TASK PROMPT:
Output all of the entries exactly as written.

[start of DATA SUPPLIED]

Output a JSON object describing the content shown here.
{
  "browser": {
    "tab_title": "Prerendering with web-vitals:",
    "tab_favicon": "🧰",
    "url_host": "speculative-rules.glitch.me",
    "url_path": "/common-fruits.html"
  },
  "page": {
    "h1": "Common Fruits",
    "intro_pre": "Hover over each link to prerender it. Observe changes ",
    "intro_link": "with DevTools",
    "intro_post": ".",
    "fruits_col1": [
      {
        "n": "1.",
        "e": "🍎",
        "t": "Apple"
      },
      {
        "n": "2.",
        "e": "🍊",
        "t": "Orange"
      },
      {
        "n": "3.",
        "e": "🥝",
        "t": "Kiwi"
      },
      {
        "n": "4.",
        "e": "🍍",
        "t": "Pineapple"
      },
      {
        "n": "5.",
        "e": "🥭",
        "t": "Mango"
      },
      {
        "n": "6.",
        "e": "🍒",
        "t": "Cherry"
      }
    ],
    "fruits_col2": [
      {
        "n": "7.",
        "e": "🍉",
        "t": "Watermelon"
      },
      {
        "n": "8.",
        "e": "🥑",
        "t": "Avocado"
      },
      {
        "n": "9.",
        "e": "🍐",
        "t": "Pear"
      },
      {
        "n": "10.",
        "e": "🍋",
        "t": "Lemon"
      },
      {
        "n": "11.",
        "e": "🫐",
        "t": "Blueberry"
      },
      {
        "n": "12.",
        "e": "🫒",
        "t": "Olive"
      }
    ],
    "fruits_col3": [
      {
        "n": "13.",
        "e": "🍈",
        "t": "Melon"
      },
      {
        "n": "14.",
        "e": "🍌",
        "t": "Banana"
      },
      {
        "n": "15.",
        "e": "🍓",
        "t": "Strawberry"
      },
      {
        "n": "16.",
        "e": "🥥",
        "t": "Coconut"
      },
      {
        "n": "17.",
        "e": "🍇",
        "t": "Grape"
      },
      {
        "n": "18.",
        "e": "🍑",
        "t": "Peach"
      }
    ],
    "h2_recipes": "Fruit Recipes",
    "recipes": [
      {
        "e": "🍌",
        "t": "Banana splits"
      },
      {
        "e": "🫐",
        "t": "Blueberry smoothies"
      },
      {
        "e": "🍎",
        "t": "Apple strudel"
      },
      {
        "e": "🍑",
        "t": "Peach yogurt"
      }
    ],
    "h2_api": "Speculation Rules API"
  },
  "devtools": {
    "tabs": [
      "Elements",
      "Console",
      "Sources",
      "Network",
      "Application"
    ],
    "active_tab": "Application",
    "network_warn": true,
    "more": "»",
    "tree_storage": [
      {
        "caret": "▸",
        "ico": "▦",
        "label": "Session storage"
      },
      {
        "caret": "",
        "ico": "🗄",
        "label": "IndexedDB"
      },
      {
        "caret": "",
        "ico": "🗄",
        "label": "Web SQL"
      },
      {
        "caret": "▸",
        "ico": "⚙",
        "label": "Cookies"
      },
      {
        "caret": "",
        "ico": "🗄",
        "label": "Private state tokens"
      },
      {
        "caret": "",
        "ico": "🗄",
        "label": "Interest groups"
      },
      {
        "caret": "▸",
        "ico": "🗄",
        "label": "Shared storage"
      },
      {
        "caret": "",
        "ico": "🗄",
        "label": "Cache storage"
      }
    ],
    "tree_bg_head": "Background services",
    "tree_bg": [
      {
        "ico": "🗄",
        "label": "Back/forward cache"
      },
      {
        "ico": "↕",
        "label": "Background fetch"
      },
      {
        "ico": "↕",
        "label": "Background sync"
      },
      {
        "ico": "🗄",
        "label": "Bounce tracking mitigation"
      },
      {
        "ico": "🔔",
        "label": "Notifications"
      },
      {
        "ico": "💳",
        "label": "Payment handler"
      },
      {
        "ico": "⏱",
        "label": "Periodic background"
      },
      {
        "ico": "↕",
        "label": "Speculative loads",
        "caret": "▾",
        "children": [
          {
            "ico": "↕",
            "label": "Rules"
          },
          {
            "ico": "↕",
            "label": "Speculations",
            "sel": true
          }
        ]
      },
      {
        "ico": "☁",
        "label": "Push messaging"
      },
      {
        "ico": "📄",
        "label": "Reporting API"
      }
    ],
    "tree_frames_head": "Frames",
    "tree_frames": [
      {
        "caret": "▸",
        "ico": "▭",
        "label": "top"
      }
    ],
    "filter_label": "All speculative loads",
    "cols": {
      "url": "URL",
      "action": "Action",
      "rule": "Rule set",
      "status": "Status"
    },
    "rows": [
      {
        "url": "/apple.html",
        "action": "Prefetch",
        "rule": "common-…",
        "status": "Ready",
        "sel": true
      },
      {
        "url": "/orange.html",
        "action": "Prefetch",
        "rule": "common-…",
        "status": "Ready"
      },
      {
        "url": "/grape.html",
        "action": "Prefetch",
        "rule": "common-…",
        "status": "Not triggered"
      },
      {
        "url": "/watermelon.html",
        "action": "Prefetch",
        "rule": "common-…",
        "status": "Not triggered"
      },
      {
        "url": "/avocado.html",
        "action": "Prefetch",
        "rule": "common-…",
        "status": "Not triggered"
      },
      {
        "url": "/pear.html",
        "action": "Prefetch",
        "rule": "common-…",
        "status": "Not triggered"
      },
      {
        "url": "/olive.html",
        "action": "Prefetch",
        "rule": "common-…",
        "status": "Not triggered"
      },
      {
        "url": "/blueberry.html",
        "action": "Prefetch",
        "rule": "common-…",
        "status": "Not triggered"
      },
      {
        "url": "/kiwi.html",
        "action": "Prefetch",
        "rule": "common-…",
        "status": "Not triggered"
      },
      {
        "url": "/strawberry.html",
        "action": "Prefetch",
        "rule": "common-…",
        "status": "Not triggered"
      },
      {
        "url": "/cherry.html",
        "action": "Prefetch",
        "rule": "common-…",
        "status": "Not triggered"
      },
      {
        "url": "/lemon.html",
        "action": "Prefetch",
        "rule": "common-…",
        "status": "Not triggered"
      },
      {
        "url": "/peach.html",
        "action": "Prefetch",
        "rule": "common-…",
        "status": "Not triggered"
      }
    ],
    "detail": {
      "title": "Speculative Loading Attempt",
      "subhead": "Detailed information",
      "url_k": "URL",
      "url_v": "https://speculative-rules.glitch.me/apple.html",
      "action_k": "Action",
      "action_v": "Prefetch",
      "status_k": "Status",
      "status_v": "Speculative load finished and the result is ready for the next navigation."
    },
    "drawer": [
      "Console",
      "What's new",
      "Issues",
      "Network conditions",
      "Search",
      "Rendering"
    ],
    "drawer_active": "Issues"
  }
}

[end of DATA SUPPLIED]

SOLUTION:
Output a JSON object describing the content shown here.
{
  "browser": {
    "tab_title": "Prerendering with web-vitals:",
    "tab_favicon": "🧰",
    "url_host": "speculative-rules.glitch.me",
    "url_path": "/common-fruits.html"
  },
  "page": {
    "h1": "Common Fruits",
    "intro_pre": "Hover over each link to prerender it. Observe changes ",
    "intro_link": "with DevTools",
    "intro_post": ".",
    "fruits_col1": [
      {
        "n": "1.",
        "e": "🍎",
        "t": "Apple"
      },
      {
        "n": "2.",
        "e": "🍊",
        "t": "Orange"
      },
      {
        "n": "3.",
        "e": "🥝",
        "t": "Kiwi"
      },
      {
        "n": "4.",
        "e": "🍍",
        "t": "Pineapple"
      },
      {
        "n": "5.",
        "e": "🥭",
        "t": "Mango"
      },
      {
        "n": "6.",
        "e": "🍒",
        "t": "Cherry"
      }
    ],
    "fruits_col2": [
      {
        "n": "7.",
        "e": "🍉",
        "t": "Watermelon"
      },
      {
        "n": "8.",
        "e": "🥑",
        "t": "Avocado"
      },
      {
        "n": "9.",
        "e": "🍐",
        "t": "Pear"
      },
      {
        "n": "10.",
        "e": "🍋",
        "t": "Lemon"
      },
      {
        "n": "11.",
        "e": "🫐",
        "t": "Blueberry"
      },
      {
        "n": "12.",
        "e": "🫒",
        "t": "Olive"
      }
    ],
    "fruits_col3": [
      {
        "n": "13.",
        "e": "🍈",
        "t": "Melon"
      },
      {
        "n": "14.",
        "e": "🍌",
        "t": "Banana"
      },
      {
        "n": "15.",
        "e": "🍓",
        "t": "Strawberry"
      },
      {
        "n": "16.",
        "e": "🥥",
        "t": "Coconut"
      },
      {
        "n": "17.",
        "e": "🍇",
        "t": "Grape"
      },
      {
        "n": "18.",
        "e": "🍑",
        "t": "Peach"
      }
    ],
    "h2_recipes": "Fruit Recipes",
    "recipes": [
      {
        "e": "🍌",
        "t": "Banana splits"
      },
      {
        "e": "🫐",
        "t": "Blueberry smoothies"
      },
      {
        "e": "🍎",
        "t": "Apple strudel"
      },
      {
        "e": "🍑",
        "t": "Peach yogurt"
      }
    ],
    "h2_api": "Speculation Rules API"
  },
  "devtools": {
    "tabs": [
      "Elements",
      "Console",
      "Sources",
      "Network",
      "Application"
    ],
    "active_tab": "Application",
    "network_warn": true,
    "more": "»",
    "tree_storage": [
      {
        "caret": "▸",
        "ico": "▦",
        "label": "Session storage"
      },
      {
        "caret": "",
        "ico": "🗄",
        "label": "IndexedDB"
      },
      {
        "caret": "",
        "ico": "🗄",
        "label": "Web SQL"
      },
      {
        "caret": "▸",
        "ico": "⚙",
        "label": "Cookies"
      },
      {
        "caret": "",
        "ico": "🗄",
        "label": "Private state tokens"
      },
      {
        "caret": "",
        "ico": "🗄",
        "label": "Interest groups"
      },
      {
        "caret": "▸",
        "ico": "🗄",
        "label": "Shared storage"
      },
      {
        "caret": "",
        "ico": "🗄",
        "label": "Cache storage"
      }
    ],
    "tree_bg_head": "Background services",
    "tree_bg": [
      {
        "ico": "🗄",
        "label": "Back/forward cache"
      },
      {
        "ico": "↕",
        "label": "Background fetch"
      },
      {
        "ico": "↕",
        "label": "Background sync"
      },
      {
        "ico": "🗄",
        "label": "Bounce tracking mitigation"
      },
      {
        "ico": "🔔",
        "label": "Notifications"
      },
      {
        "ico": "💳",
        "label": "Payment handler"
      },
      {
        "ico": "⏱",
        "label": "Periodic background"
      },
      {
        "ico": "↕",
        "label": "Speculative loads",
        "caret": "▾",
        "children": [
          {
            "ico": "↕",
            "label": "Rules"
          },
          {
            "ico": "↕",
            "label": "Speculations",
            "sel": true
          }
        ]
      },
      {
        "ico": "☁",
        "label": "Push messaging"
      },
      {
        "ico": "📄",
        "label": "Reporting API"
      }
    ],
    "tree_frames_head": "Frames",
    "tree_frames": [
      {
        "caret": "▸",
        "ico": "▭",
        "label": "top"
      }
    ],
    "filter_label": "All speculative loads",
    "cols": {
      "url": "URL",
      "action": "Action",
      "rule": "Rule set",
      "status": "Status"
    },
    "rows": [
      {
        "url": "/apple.html",
        "action": "Prefetch",
        "rule": "common-…",
        "status": "Ready",
        "sel": true
      },
      {
        "url": "/orange.html",
        "action": "Prefetch",
        "rule": "common-…",
        "status": "Ready"
      },
      {
        "url": "/grape.html",
        "action": "Prefetch",
        "rule": "common-…",
        "status": "Not triggered"
      },
      {
        "url": "/watermelon.html",
        "action": "Prefetch",
        "rule": "common-…",
        "status": "Not triggered"
      },
      {
        "url": "/avocado.html",
        "action": "Prefetch",
        "rule": "common-…",
        "status": "Not triggered"
      },
      {
        "url": "/pear.html",
        "action": "Prefetch",
        "rule": "common-…",
        "status": "Not triggered"
      },
      {
        "url": "/olive.html",
        "action": "Prefetch",
        "rule": "common-…",
        "status": "Not triggered"
      },
      {
        "url": "/blueberry.html",
        "action": "Prefetch",
        "rule": "common-…",
        "status": "Not triggered"
      },
      {
        "url": "/kiwi.html",
        "action": "Prefetch",
        "rule": "common-…",
        "status": "Not triggered"
      },
      {
        "url": "/strawberry.html",
        "action": "Prefetch",
        "rule": "common-…",
        "status": "Not triggered"
      },
      {
        "url": "/cherry.html",
        "action": "Prefetch",
        "rule": "common-…",
        "status": "Not triggered"
      },
      {
        "url": "/lemon.html",
        "action": "Prefetch",
        "rule": "common-…",
        "status": "Not triggered"
      },
      {
        "url": "/peach.html",
        "action": "Prefetch",
        "rule": "common-…",
        "status": "Not triggered"
      }
    ],
    "detail": {
      "title": "Speculative Loading Attempt",
      "subhead": "Detailed information",
      "url_k": "URL",
      "url_v": "https://speculative-rules.glitch.me/apple.html",
      "action_k": "Action",
      "action_v": "Prefetch",
      "status_k": "Status",
      "status_v": "Speculative load finished and the result is ready for the next navigation."
    },
    "drawer": [
      "Console",
      "What's new",
      "Issues",
      "Network conditions",
      "Search",
      "Rendering"
    ],
    "drawer_active": "Issues"
  }
}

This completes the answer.